> _What needs to be done_:
The complete listing should be restated exactly.

════

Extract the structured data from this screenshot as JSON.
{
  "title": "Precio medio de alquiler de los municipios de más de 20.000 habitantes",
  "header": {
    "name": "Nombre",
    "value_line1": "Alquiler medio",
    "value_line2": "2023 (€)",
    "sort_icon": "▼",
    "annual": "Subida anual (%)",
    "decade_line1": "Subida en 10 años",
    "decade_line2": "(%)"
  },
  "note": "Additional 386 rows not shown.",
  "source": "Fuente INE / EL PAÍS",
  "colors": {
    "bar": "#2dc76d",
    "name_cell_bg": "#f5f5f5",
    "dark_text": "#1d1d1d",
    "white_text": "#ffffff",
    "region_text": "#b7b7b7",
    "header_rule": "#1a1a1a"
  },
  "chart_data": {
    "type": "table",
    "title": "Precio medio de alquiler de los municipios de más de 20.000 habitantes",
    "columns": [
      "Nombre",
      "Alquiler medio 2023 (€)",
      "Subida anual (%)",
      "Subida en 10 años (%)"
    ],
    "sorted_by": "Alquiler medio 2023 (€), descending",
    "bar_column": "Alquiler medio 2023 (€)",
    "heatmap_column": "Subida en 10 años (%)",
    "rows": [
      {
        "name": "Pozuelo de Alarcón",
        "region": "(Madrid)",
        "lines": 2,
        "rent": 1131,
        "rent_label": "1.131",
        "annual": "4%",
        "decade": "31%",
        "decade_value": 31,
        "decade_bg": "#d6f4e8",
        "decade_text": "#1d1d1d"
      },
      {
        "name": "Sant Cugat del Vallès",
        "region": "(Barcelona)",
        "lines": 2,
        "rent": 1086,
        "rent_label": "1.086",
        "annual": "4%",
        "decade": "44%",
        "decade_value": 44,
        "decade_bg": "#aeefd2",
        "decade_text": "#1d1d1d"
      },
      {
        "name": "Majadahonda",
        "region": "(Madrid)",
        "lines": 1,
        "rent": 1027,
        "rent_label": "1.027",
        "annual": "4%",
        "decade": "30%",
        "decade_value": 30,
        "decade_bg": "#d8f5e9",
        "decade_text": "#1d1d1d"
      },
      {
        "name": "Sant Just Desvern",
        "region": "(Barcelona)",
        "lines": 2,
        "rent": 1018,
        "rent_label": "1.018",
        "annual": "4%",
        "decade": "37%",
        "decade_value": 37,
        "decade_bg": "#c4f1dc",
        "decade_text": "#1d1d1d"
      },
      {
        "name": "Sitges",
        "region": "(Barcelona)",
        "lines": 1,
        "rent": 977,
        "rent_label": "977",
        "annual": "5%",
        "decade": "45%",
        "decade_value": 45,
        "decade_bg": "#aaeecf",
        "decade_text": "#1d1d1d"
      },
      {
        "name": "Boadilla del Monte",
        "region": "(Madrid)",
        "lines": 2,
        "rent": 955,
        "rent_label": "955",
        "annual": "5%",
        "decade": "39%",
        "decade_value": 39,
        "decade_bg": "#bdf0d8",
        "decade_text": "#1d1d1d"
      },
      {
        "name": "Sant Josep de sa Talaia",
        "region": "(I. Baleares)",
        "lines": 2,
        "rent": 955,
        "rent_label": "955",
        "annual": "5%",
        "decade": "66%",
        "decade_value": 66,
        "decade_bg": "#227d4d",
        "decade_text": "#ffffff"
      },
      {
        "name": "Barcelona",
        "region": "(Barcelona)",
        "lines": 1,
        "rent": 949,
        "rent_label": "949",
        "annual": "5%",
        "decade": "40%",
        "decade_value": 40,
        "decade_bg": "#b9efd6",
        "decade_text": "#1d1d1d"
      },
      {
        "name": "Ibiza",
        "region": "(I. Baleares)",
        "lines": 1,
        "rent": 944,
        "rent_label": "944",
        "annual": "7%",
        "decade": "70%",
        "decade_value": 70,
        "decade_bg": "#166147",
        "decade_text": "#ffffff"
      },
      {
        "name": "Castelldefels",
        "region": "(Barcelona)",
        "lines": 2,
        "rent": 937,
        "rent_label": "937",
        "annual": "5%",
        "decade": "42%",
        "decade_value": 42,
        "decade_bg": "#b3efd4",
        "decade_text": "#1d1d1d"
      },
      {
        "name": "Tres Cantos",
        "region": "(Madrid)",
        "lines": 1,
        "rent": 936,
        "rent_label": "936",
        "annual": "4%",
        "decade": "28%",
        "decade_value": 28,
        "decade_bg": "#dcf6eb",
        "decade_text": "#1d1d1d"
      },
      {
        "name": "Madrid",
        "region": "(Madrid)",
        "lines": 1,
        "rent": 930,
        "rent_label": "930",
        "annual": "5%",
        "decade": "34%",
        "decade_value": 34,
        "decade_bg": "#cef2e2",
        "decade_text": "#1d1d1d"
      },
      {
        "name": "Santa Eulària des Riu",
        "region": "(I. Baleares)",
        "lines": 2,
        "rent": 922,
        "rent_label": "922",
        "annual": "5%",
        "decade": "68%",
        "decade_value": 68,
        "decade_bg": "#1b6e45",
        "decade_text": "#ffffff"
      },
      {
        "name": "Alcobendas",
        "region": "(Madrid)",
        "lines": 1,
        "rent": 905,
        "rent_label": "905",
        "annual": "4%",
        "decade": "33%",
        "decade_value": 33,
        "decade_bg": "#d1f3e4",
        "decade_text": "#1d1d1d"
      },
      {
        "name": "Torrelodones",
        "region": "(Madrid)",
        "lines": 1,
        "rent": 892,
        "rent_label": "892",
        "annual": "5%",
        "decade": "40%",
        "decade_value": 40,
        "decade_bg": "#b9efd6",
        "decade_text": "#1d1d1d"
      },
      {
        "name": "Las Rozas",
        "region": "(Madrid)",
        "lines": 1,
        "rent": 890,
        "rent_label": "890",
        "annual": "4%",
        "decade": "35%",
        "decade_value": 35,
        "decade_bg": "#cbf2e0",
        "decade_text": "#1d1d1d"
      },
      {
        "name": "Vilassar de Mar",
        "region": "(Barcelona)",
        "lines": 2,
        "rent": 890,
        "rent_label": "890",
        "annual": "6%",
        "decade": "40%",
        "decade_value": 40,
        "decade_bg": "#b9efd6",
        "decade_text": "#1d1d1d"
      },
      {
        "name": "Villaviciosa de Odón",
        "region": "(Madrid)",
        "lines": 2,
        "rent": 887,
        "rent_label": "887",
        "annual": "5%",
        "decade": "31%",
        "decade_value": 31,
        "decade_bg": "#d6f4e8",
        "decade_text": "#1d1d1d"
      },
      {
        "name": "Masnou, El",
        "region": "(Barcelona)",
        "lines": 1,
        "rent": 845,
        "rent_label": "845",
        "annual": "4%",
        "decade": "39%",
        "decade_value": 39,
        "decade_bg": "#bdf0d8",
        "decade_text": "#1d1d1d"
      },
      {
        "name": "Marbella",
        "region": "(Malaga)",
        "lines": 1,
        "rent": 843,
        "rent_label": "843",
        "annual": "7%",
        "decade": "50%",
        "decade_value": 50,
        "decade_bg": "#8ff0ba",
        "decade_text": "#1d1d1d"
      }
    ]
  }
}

════

> _Exercise output_:
Extract the structured data from this screenshot as JSON.
{
  "title": "Precio medio de alquiler de los municipios de más de 20.000 habitantes",
  "header": {
    "name": "Nombre",
    "value_line1": "Alquiler medio",
    "value_line2": "2023 (€)",
    "sort_icon": "▼",
    "annual": "Subida anual (%)",
    "decade_line1": "Subida en 10 años",
    "decade_line2": "(%)"
  },
  "note": "Additional 386 rows not shown.",
  "source": "Fuente INE / EL PAÍS",
  "colors": {
    "bar": "#2dc76d",
    "name_cell_bg": "#f5f5f5",
    "dark_text": "#1d1d1d",
    "white_text": "#ffffff",
    "region_text": "#b7b7b7",
    "header_rule": "#1a1a1a"
  },
  "chart_data": {
    "type": "table",
    "title": "Precio medio de alquiler de los municipios de más de 20.000 habitantes",
    "columns": [
      "Nombre",
      "Alquiler medio 2023 (€)",
      "Subida anual (%)",
      "Subida en 10 años (%)"
    ],
    "sorted_by": "Alquiler medio 2023 (€), descending",
    "bar_column": "Alquiler medio 2023 (€)",
    "heatmap_column": "Subida en 10 años (%)",
    "rows": [
      {
        "name": "Pozuelo de Alarcón",
        "region": "(Madrid)",
        "lines": 2,
        "rent": 1131,
        "rent_label": "1.131",
        "annual": "4%",
        "decade": "31%",
        "decade_value": 31,
        "decade_bg": "#d6f4e8",
        "decade_text": "#1d1d1d"
      },
      {
        "name": "Sant Cugat del Vallès",
        "region": "(Barcelona)",
        "lines": 2,
        "rent": 1086,
        "rent_label": "1.086",
        "annual": "4%",
        "decade": "44%",
        "decade_value": 44,
        "decade_bg": "#aeefd2",
        "decade_text": "#1d1d1d"
      },
      {
        "name": "Majadahonda",
        "region": "(Madrid)",
        "lines": 1,
        "rent": 1027,
        "rent_label": "1.027",
        "annual": "4%",
        "decade": "30%",
        "decade_value": 30,
        "decade_bg": "#d8f5e9",
        "decade_text": "#1d1d1d"
      },
      {
        "name": "Sant Just Desvern",
        "region": "(Barcelona)",
        "lines": 2,
        "rent": 1018,
        "rent_label": "1.018",
        "annual": "4%",
        "decade": "37%",
        "decade_value": 37,
        "decade_bg": "#c4f1dc",
        "decade_text": "#1d1d1d"
      },
      {
        "name": "Sitges",
        "region": "(Barcelona)",
        "lines": 1,
        "rent": 977,
        "rent_label": "977",
        "annual": "5%",
        "decade": "45%",
        "decade_value": 45,
        "decade_bg": "#aaeecf",
        "decade_text": "#1d1d1d"
      },
      {
        "name": "Boadilla del Monte",
        "region": "(Madrid)",
        "lines": 2,
        "rent": 955,
        "rent_label": "955",
        "annual": "5%",
        "decade": "39%",
        "decade_value": 39,
        "decade_bg": "#bdf0d8",
        "decade_text": "#1d1d1d"
      },
      {
        "name": "Sant Josep de sa Talaia",
        "region": "(I. Baleares)",
        "lines": 2,
        "rent": 955,
        "rent_label": "955",
        "annual": "5%",
        "decade": "66%",
        "decade_value": 66,
        "decade_bg": "#227d4d",
        "decade_text": "#ffffff"
      },
      {
        "name": "Barcelona",
        "region": "(Barcelona)",
        "lines": 1,
        "rent": 949,
        "rent_label": "949",
        "annual": "5%",
        "decade": "40%",
        "decade_value": 40,
        "decade_bg": "#b9efd6",
        "decade_text": "#1d1d1d"
      },
      {
        "name": "Ibiza",
        "region": "(I. Baleares)",
        "lines": 1,
        "rent": 944,
        "rent_label": "944",
        "annual": "7%",
        "decade": "70%",
        "decade_value": 70,
        "decade_bg": "#166147",
        "decade_text": "#ffffff"
      },
      {
        "name": "Castelldefels",
        "region": "(Barcelona)",
        "lines": 2,
        "rent": 937,
        "rent_label": "937",
        "annual": "5%",
        "decade": "42%",
        "decade_value": 42,
        "decade_bg": "#b3efd4",
        "decade_text": "#1d1d1d"
      },
      {
        "name": "Tres Cantos",
        "region": "(Madrid)",
        "lines": 1,
        "rent": 936,
        "rent_label": "936",
        "annual": "4%",
        "decade": "28%",
        "decade_value": 28,
        "decade_bg": "#dcf6eb",
        "decade_text": "#1d1d1d"
      },
      {
        "name": "Madrid",
        "region": "(Madrid)",
        "lines": 1,
        "rent": 930,
        "rent_label": "930",
        "annual": "5%",
        "decade": "34%",
        "decade_value": 34,
        "decade_bg": "#cef2e2",
        "decade_text": "#1d1d1d"
      },
      {
        "name": "Santa Eulària des Riu",
        "region": "(I. Baleares)",
        "lines": 2,
        "rent": 922,
        "rent_label": "922",
        "annual": "5%",
        "decade": "68%",
        "decade_value": 68,
        "decade_bg": "#1b6e45",
        "decade_text": "#ffffff"
      },
      {
        "name": "Alcobendas",
        "region": "(Madrid)",
        "lines": 1,
        "rent": 905,
        "rent_label": "905",
        "annual": "4%",
        "decade": "33%",
        "decade_value": 33,
        "decade_bg": "#d1f3e4",
        "decade_text": "#1d1d1d"
      },
      {
        "name": "Torrelodones",
        "region": "(Madrid)",
        "lines": 1,
        "rent": 892,
        "rent_label": "892",
        "annual": "5%",
        "decade": "40%",
        "decade_value": 40,
        "decade_bg": "#b9efd6",
        "decade_text": "#1d1d1d"
      },
      {
        "name": "Las Rozas",
        "region": "(Madrid)",
        "lines": 1,
        "rent": 890,
        "rent_label": "890",
        "annual": "4%",
        "decade": "35%",
        "decade_value": 35,
        "decade_bg": "#cbf2e0",
        "decade_text": "#1d1d1d"
      },
      {
        "name": "Vilassar de Mar",
        "region": "(Barcelona)",
        "lines": 2,
        "rent": 890,
        "rent_label": "890",
        "annual": "6%",
        "decade": "40%",
        "decade_value": 40,
        "decade_bg": "#b9efd6",
        "decade_text": "#1d1d1d"
      },
      {
        "name": "Villaviciosa de Odón",
        "region": "(Madrid)",
        "lines": 2,
        "rent": 887,
        "rent_label": "887",
        "annual": "5%",
        "decade": "31%",
        "decade_value": 31,
        "decade_bg": "#d6f4e8",
        "decade_text": "#1d1d1d"
      },
      {
        "name": "Masnou, El",
        "region": "(Barcelona)",
        "lines": 1,
        "rent": 845,
        "rent_label": "845",
        "annual": "4%",
        "decade": "39%",
        "decade_value": 39,
        "decade_bg": "#bdf0d8",
        "decade_text": "#1d1d1d"
      },
      {
        "name": "Marbella",
        "region": "(Malaga)",
        "lines": 1,
        "rent": 843,
        "rent_label": "843",
        "annual": "7%",
        "decade": "50%",
        "decade_value": 50,
        "decade_bg": "#8ff0ba",
        "decade_text": "#1d1d1d"
      }
    ]
  }
}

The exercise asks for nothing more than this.